Collected data entries
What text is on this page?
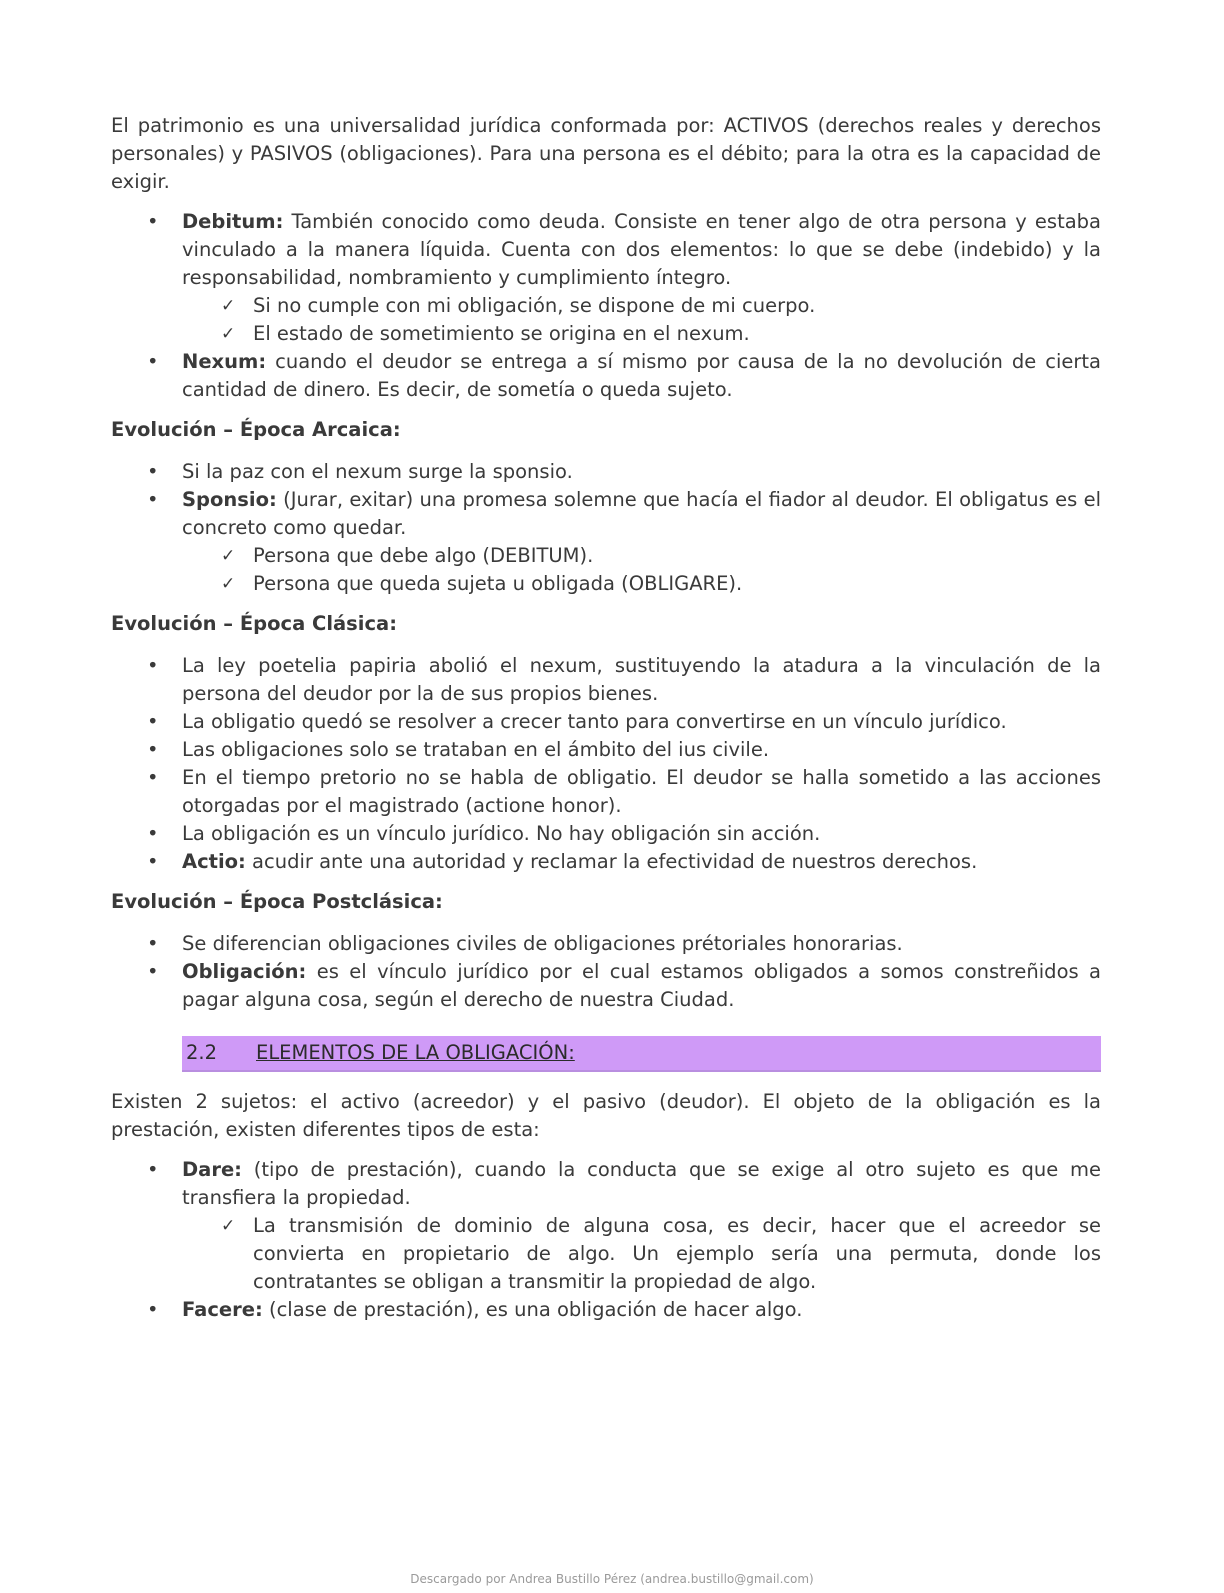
El patrimonio es una universalidad jurídica conformada por: ACTIVOS (derechos reales y derechos personales) y PASIVOS (obligaciones). Para una persona es el débito; para la otra es la capacidad de exigir.

• Debitum: También conocido como deuda. Consiste en tener algo de otra persona y estaba vinculado a la manera líquida. Cuenta con dos elementos: lo que se debe (indebido) y la responsabilidad, nombramiento y cumplimiento íntegro.
✓ Si no cumple con mi obligación, se dispone de mi cuerpo.
✓ El estado de sometimiento se origina en el nexum.
• Nexum: cuando el deudor se entrega a sí mismo por causa de la no devolución de cierta cantidad de dinero. Es decir, de sometía o queda sujeto.
Evolución – Época Arcaica:
• Si la paz con el nexum surge la sponsio.
• Sponsio: (Jurar, exitar) una promesa solemne que hacía el fiador al deudor. El obligatus es el concreto como quedar.
✓ Persona que debe algo (DEBITUM).
✓ Persona que queda sujeta u obligada (OBLIGARE).
Evolución – Época Clásica:
• La ley poetelia papiria abolió el nexum, sustituyendo la atadura a la vinculación de la persona del deudor por la de sus propios bienes.
• La obligatio quedó se resolver a crecer tanto para convertirse en un vínculo jurídico.
• Las obligaciones solo se trataban en el ámbito del ius civile.
• En el tiempo pretorio no se habla de obligatio. El deudor se halla sometido a las acciones otorgadas por el magistrado (actione honor).
• La obligación es un vínculo jurídico. No hay obligación sin acción.
• Actio: acudir ante una autoridad y reclamar la efectividad de nuestros derechos.
Evolución – Época Postclásica:
• Se diferencian obligaciones civiles de obligaciones prétoriales honorarias.
• Obligación: es el vínculo jurídico por el cual estamos obligados a somos constreñidos a pagar alguna cosa, según el derecho de nuestra Ciudad.
2.2	ELEMENTOS DE LA OBLIGACIÓN:

Existen 2 sujetos: el activo (acreedor) y el pasivo (deudor). El objeto de la obligación es la prestación, existen diferentes tipos de esta:

• Dare: (tipo de prestación), cuando la conducta que se exige al otro sujeto es que me transfiera la propiedad.
✓ La transmisión de dominio de alguna cosa, es decir, hacer que el acreedor se convierta en propietario de algo. Un ejemplo sería una permuta, donde los contratantes se obligan a transmitir la propiedad de algo.
• Facere: (clase de prestación), es una obligación de hacer algo.
Descargado por Andrea Bustillo Pérez (andrea.bustillo@gmail.com)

WORK REQUIRED:
Looking at the data above, show all lines where the word "obligatio" occurs.

TASK ANSWER:
• La obligatio quedó se resolver a crecer tanto para convertirse en un vínculo jurídico.
• En el tiempo pretorio no se habla de obligatio. El deudor se halla sometido a las acciones otorgadas por el magistrado (actione honor).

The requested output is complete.